> GIVEN DATA:
------

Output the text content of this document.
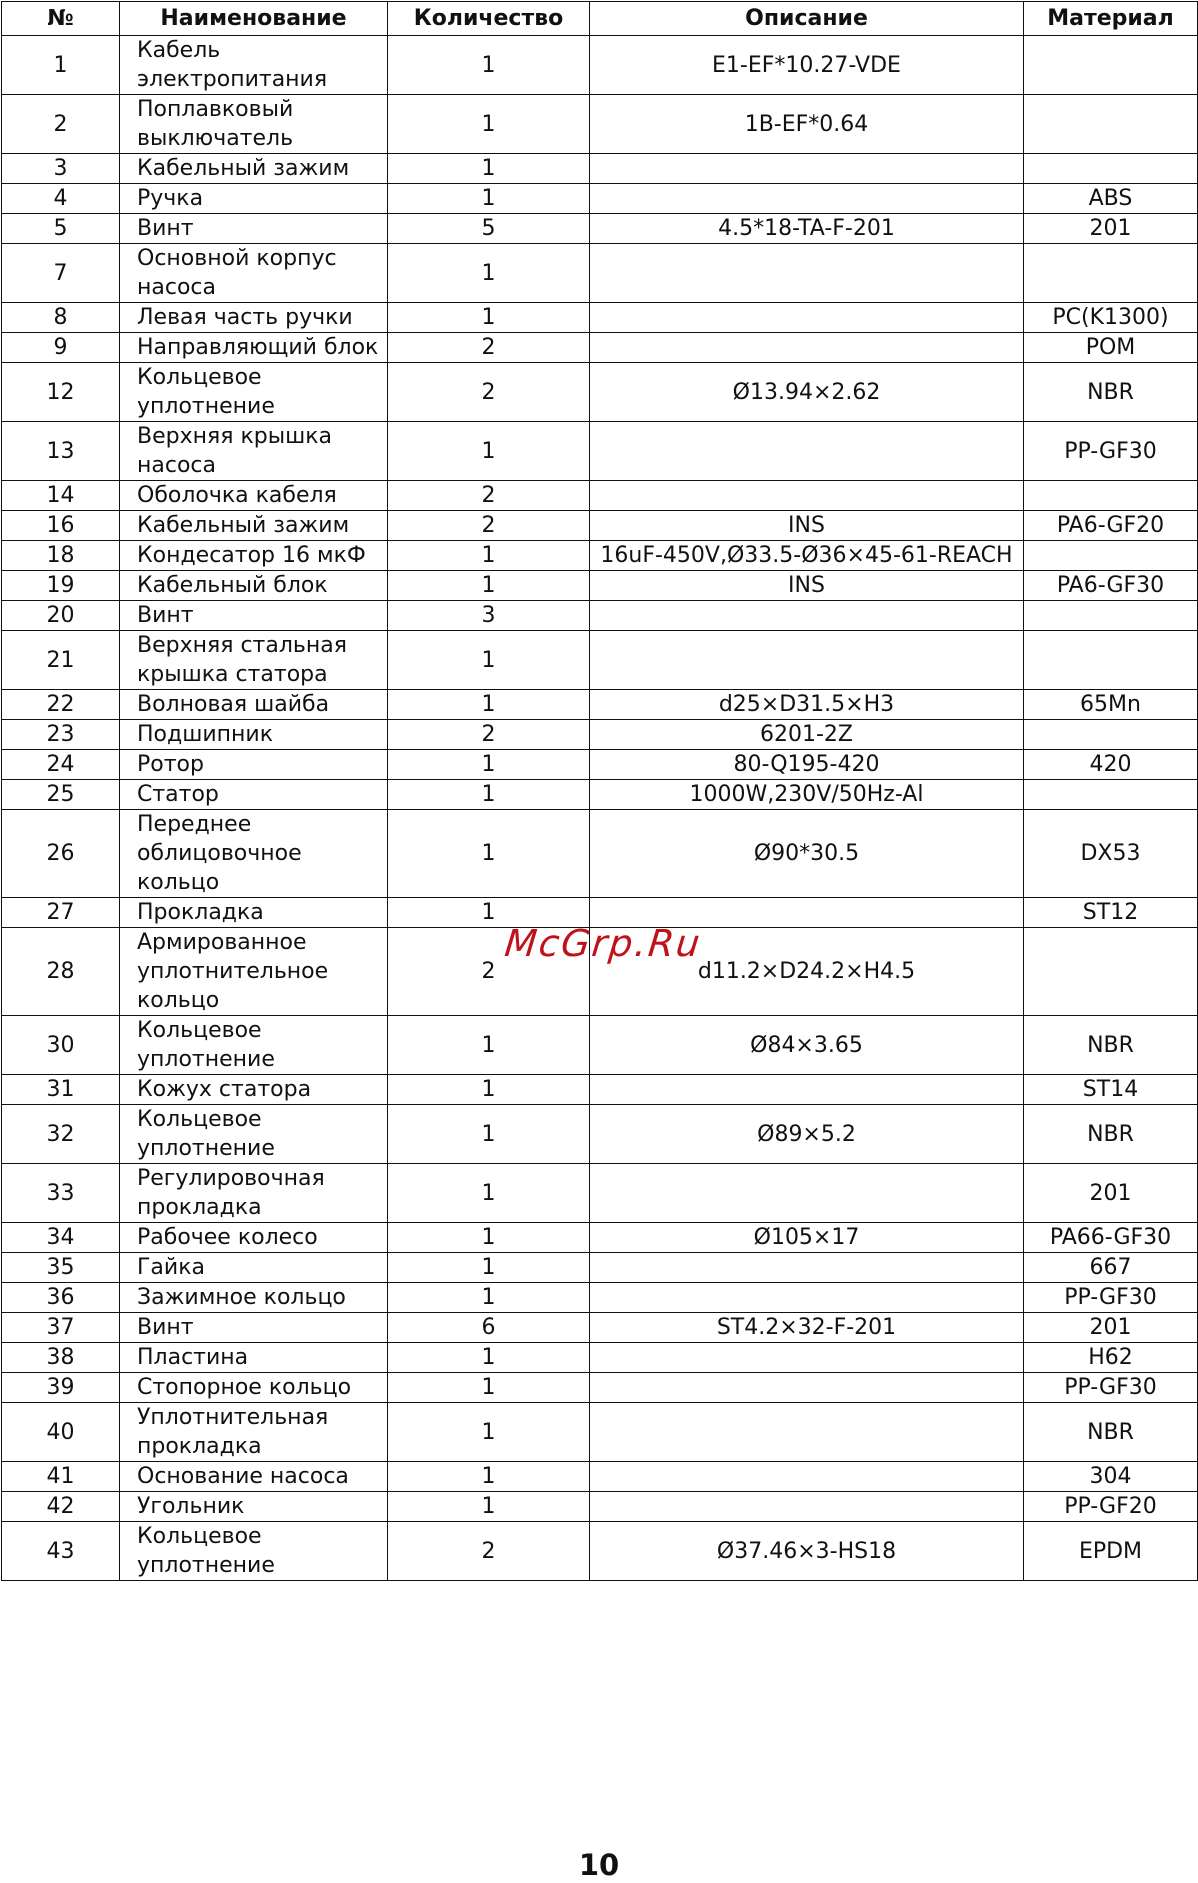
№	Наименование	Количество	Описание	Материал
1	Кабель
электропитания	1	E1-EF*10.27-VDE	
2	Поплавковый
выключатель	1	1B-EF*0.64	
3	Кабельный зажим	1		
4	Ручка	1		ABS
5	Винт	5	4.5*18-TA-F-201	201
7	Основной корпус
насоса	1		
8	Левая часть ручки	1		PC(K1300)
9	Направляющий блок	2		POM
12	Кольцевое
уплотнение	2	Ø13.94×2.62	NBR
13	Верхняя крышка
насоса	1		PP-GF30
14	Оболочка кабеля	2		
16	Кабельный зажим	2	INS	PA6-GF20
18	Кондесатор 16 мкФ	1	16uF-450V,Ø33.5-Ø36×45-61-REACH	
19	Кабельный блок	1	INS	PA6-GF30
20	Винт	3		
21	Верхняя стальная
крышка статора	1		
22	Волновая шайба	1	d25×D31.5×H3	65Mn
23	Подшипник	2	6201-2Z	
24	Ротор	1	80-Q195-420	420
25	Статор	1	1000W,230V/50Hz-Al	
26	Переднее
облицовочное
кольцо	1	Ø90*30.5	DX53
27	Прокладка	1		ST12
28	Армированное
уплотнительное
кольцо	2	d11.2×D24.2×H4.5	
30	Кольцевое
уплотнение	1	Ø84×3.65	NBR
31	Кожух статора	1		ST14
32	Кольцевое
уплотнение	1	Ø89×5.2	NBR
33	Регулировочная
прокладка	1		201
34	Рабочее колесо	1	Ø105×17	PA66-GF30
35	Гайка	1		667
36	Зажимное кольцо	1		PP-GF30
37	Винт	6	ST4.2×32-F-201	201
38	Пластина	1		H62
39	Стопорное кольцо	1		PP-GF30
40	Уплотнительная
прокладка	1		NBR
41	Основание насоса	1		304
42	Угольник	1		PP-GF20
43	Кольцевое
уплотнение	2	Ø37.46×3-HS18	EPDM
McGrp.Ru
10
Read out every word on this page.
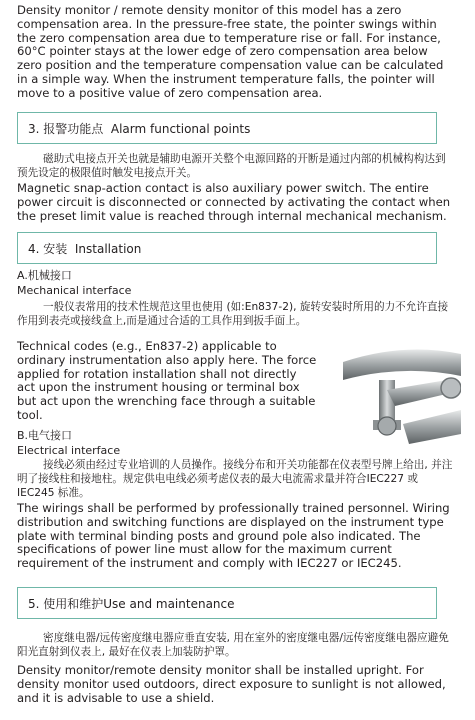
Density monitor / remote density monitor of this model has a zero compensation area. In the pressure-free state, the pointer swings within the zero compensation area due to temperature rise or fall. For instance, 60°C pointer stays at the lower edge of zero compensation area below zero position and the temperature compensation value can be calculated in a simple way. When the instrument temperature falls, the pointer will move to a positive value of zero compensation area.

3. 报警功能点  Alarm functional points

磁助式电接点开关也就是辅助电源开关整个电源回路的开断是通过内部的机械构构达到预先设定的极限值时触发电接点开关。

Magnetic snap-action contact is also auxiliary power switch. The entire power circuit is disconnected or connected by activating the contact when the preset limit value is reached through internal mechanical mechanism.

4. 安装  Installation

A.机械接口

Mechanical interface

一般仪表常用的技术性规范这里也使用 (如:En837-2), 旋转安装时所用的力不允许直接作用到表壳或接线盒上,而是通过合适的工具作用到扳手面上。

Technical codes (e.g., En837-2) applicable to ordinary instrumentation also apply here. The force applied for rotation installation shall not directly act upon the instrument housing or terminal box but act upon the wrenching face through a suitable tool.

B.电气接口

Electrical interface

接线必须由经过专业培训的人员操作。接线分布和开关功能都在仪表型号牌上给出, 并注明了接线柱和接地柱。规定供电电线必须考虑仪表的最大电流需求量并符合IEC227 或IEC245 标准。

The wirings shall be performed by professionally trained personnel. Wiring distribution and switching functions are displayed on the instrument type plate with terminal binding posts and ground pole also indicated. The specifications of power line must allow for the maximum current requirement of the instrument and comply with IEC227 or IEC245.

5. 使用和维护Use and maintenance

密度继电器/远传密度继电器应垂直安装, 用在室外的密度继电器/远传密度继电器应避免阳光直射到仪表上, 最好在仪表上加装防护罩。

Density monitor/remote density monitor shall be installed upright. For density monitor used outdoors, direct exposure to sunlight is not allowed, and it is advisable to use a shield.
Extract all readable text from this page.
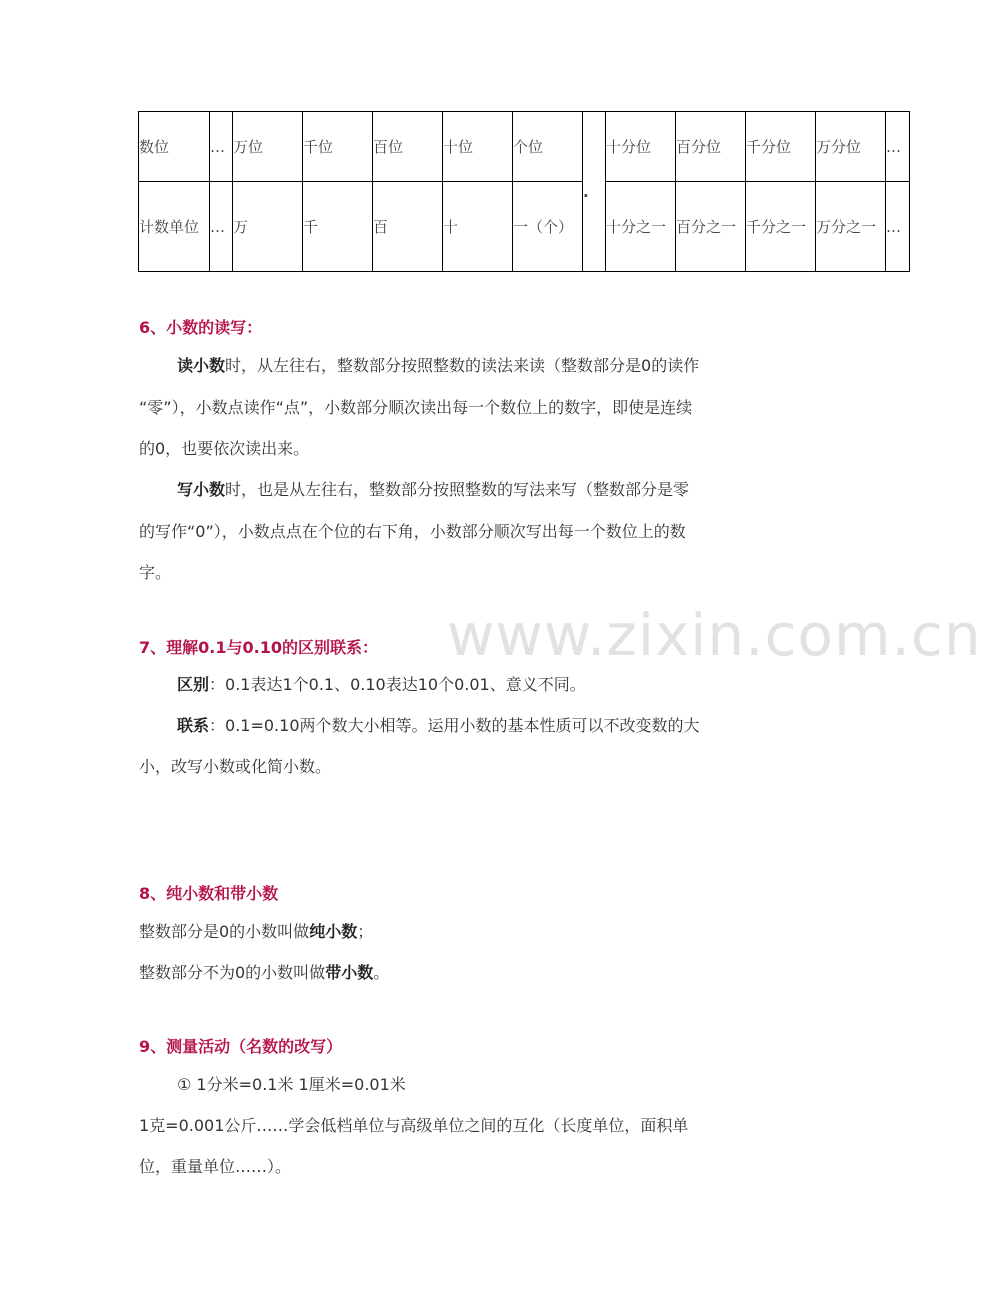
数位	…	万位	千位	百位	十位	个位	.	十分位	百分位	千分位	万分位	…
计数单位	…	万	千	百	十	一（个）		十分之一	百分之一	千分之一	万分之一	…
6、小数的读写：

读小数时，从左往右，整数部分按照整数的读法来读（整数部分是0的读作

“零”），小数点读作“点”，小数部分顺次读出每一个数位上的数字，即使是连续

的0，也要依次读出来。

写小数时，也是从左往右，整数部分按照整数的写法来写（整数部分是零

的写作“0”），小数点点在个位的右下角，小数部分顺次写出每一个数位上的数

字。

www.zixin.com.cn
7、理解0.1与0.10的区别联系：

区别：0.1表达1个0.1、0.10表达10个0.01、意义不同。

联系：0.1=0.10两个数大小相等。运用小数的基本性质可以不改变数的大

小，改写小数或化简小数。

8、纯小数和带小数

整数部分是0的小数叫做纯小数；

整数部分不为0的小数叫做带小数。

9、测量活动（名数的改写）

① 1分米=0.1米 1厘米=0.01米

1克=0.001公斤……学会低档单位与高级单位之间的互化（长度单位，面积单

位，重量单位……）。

------

> SHORT PROBLEM: Skip the images and write out the rest of the listing exactly.

> REPLY:
Output the text content of this document.
№	Наименование	Количество	Описание	Материал
1	Кабель
электропитания	1	E1-EF*10.27-VDE	
2	Поплавковый
выключатель	1	1B-EF*0.64	
3	Кабельный зажим	1		
4	Ручка	1		ABS
5	Винт	5	4.5*18-TA-F-201	201
7	Основной корпус
насоса	1		
8	Левая часть ручки	1		PC(K1300)
9	Направляющий блок	2		POM
12	Кольцевое
уплотнение	2	Ø13.94×2.62	NBR
13	Верхняя крышка
насоса	1		PP-GF30
14	Оболочка кабеля	2		
16	Кабельный зажим	2	INS	PA6-GF20
18	Кондесатор 16 мкФ	1	16uF-450V,Ø33.5-Ø36×45-61-REACH	
19	Кабельный блок	1	INS	PA6-GF30
20	Винт	3		
21	Верхняя стальная
крышка статора	1		
22	Волновая шайба	1	d25×D31.5×H3	65Mn
23	Подшипник	2	6201-2Z	
24	Ротор	1	80-Q195-420	420
25	Статор	1	1000W,230V/50Hz-Al	
26	Переднее
облицовочное
кольцо	1	Ø90*30.5	DX53
27	Прокладка	1		ST12
28	Армированное
уплотнительное
кольцо	2	d11.2×D24.2×H4.5	
30	Кольцевое
уплотнение	1	Ø84×3.65	NBR
31	Кожух статора	1		ST14
32	Кольцевое
уплотнение	1	Ø89×5.2	NBR
33	Регулировочная
прокладка	1		201
34	Рабочее колесо	1	Ø105×17	PA66-GF30
35	Гайка	1		667
36	Зажимное кольцо	1		PP-GF30
37	Винт	6	ST4.2×32-F-201	201
38	Пластина	1		H62
39	Стопорное кольцо	1		PP-GF30
40	Уплотнительная
прокладка	1		NBR
41	Основание насоса	1		304
42	Угольник	1		PP-GF20
43	Кольцевое
уплотнение	2	Ø37.46×3-HS18	EPDM
McGrp.Ru
10
Read out every word on this page.
Density monitor / remote density monitor of this model has a zero compensation area. In the pressure-free state, the pointer swings within the zero compensation area due to temperature rise or fall. For instance, 60°C pointer stays at the lower edge of zero compensation area below zero position and the temperature compensation value can be calculated in a simple way. When the instrument temperature falls, the pointer will move to a positive value of zero compensation area.

3. 报警功能点  Alarm functional points

磁助式电接点开关也就是辅助电源开关整个电源回路的开断是通过内部的机械构构达到预先设定的极限值时触发电接点开关。

Magnetic snap-action contact is also auxiliary power switch. The entire power circuit is disconnected or connected by activating the contact when the preset limit value is reached through internal mechanical mechanism.

4. 安装  Installation

A.机械接口

Mechanical interface

一般仪表常用的技术性规范这里也使用 (如:En837-2), 旋转安装时所用的力不允许直接作用到表壳或接线盒上,而是通过合适的工具作用到扳手面上。

Technical codes (e.g., En837-2) applicable to ordinary instrumentation also apply here. The force applied for rotation installation shall not directly act upon the instrument housing or terminal box but act upon the wrenching face through a suitable tool.

B.电气接口

Electrical interface

接线必须由经过专业培训的人员操作。接线分布和开关功能都在仪表型号牌上给出, 并注明了接线柱和接地柱。规定供电电线必须考虑仪表的最大电流需求量并符合IEC227 或IEC245 标准。

The wirings shall be performed by professionally trained personnel. Wiring distribution and switching functions are displayed on the instrument type plate with terminal binding posts and ground pole also indicated. The specifications of power line must allow for the maximum current requirement of the instrument and comply with IEC227 or IEC245.

5. 使用和维护Use and maintenance

密度继电器/远传密度继电器应垂直安装, 用在室外的密度继电器/远传密度继电器应避免阳光直射到仪表上, 最好在仪表上加装防护罩。

Density monitor/remote density monitor shall be installed upright. For density monitor used outdoors, direct exposure to sunlight is not allowed, and it is advisable to use a shield.
Extract all readable text from this page.
数位	…	万位	千位	百位	十位	个位	.	十分位	百分位	千分位	万分位	…
计数单位	…	万	千	百	十	一（个）		十分之一	百分之一	千分之一	万分之一	…
6、小数的读写：

读小数时，从左往右，整数部分按照整数的读法来读（整数部分是0的读作

“零”），小数点读作“点”，小数部分顺次读出每一个数位上的数字，即使是连续

的0，也要依次读出来。

写小数时，也是从左往右，整数部分按照整数的写法来写（整数部分是零

的写作“0”），小数点点在个位的右下角，小数部分顺次写出每一个数位上的数

字。

www.zixin.com.cn
7、理解0.1与0.10的区别联系：

区别：0.1表达1个0.1、0.10表达10个0.01、意义不同。

联系：0.1=0.10两个数大小相等。运用小数的基本性质可以不改变数的大

小，改写小数或化简小数。

8、纯小数和带小数

整数部分是0的小数叫做纯小数；

整数部分不为0的小数叫做带小数。

9、测量活动（名数的改写）

① 1分米=0.1米 1厘米=0.01米

1克=0.001公斤……学会低档单位与高级单位之间的互化（长度单位，面积单

位，重量单位……）。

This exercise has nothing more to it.